Set exercise = Return only the number of lines in the entries below that hold the word "mathrm".

Entries supplied =
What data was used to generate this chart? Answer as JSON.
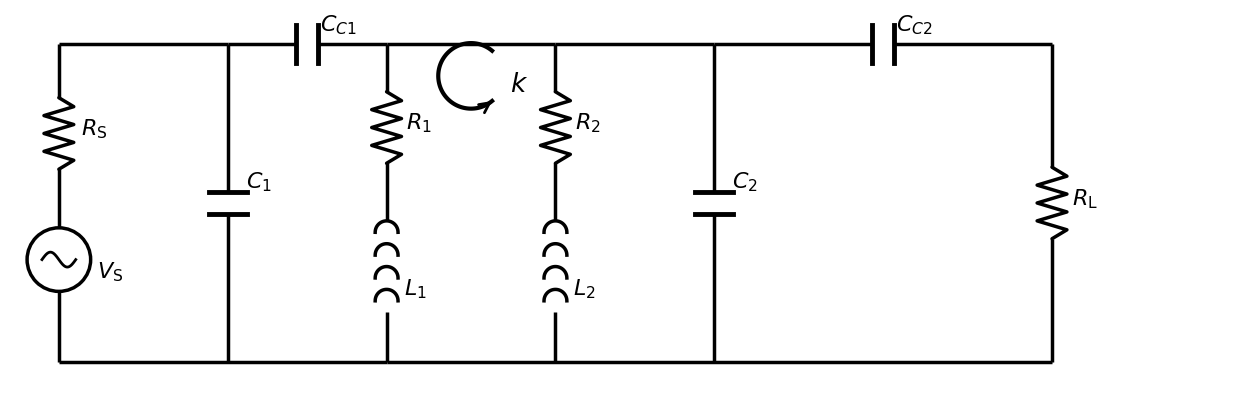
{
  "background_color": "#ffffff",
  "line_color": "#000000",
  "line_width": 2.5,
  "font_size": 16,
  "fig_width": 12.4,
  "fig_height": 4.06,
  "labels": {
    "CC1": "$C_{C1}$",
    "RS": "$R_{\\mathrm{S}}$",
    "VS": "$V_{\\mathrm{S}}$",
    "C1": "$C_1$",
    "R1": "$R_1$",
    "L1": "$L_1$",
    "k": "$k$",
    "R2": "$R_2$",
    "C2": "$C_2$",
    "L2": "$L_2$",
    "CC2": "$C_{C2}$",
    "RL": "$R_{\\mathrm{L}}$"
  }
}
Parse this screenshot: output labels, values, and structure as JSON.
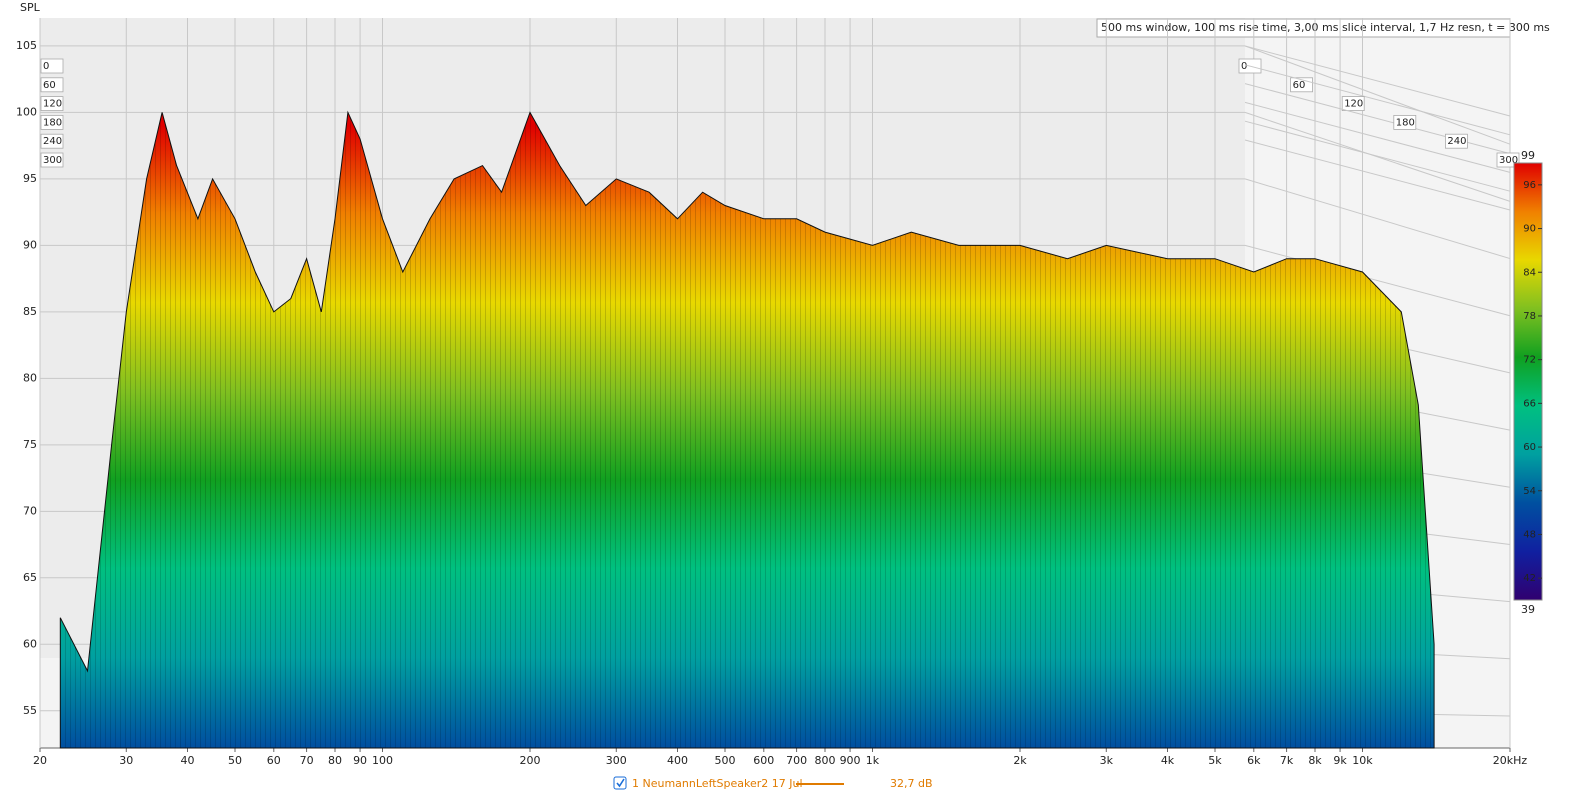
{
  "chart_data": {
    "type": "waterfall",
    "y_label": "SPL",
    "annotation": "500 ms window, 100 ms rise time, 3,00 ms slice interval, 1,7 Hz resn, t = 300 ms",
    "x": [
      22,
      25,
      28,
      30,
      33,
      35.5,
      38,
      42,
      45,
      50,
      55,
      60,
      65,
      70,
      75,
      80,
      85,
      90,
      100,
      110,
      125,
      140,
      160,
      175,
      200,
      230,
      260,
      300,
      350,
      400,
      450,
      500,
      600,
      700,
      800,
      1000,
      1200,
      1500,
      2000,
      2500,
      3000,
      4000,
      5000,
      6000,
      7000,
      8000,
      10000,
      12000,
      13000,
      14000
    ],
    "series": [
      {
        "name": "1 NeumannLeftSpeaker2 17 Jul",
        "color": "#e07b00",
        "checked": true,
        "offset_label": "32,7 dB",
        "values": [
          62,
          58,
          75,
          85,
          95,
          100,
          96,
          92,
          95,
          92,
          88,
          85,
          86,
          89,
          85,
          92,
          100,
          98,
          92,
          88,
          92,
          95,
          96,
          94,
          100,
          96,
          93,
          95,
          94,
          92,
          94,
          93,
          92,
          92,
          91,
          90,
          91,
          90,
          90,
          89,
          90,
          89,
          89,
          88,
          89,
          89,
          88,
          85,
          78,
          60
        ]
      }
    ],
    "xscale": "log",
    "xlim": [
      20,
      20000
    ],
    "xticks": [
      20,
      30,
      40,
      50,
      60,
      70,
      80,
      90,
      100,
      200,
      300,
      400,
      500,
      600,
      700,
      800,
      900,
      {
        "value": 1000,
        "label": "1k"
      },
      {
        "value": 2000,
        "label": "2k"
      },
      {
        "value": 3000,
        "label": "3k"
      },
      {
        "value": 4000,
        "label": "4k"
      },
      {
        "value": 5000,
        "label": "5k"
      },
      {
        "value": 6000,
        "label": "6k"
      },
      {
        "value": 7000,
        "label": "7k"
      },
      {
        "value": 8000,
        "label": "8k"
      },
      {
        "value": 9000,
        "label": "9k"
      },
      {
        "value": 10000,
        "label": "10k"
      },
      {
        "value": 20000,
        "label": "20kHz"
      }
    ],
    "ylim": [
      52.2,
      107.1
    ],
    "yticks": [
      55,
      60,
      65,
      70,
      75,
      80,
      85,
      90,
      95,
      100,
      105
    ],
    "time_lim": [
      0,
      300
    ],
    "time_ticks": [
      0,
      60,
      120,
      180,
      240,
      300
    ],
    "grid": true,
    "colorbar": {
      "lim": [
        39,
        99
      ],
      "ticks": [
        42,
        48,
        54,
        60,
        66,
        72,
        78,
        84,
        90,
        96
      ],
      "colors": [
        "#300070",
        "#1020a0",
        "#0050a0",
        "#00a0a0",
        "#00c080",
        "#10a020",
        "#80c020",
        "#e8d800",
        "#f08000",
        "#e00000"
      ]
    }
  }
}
==
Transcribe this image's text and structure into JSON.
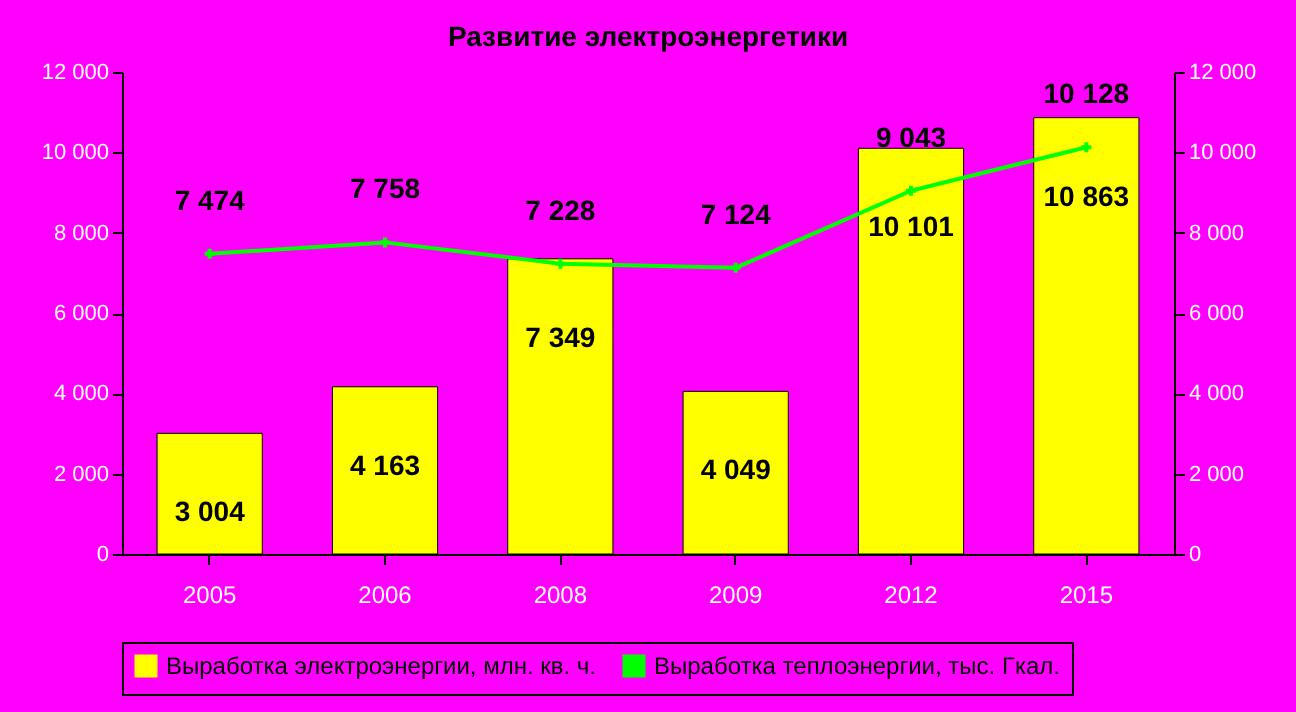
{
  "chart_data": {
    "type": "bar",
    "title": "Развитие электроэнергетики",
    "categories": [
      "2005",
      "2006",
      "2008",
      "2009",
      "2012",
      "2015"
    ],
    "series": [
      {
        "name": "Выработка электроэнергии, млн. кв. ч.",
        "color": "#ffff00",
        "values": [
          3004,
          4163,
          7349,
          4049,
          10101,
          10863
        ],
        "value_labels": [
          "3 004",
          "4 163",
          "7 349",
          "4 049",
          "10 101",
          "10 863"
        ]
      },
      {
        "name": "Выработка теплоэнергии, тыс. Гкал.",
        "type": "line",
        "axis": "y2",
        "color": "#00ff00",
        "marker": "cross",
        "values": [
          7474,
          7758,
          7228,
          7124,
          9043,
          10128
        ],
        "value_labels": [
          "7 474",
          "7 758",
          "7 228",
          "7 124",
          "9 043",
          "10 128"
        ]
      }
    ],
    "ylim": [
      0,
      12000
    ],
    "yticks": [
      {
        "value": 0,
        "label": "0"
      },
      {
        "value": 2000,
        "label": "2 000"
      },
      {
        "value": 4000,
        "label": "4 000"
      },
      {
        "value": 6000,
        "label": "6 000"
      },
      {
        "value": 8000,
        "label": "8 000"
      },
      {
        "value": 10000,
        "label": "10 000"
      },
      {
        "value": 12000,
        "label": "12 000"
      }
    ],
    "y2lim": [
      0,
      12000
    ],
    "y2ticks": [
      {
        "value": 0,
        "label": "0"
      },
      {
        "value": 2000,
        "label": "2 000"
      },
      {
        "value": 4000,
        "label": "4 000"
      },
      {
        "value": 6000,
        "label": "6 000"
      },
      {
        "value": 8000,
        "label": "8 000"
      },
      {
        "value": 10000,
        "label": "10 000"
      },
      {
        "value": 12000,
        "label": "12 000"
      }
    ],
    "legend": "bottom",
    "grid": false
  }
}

Answer below = 3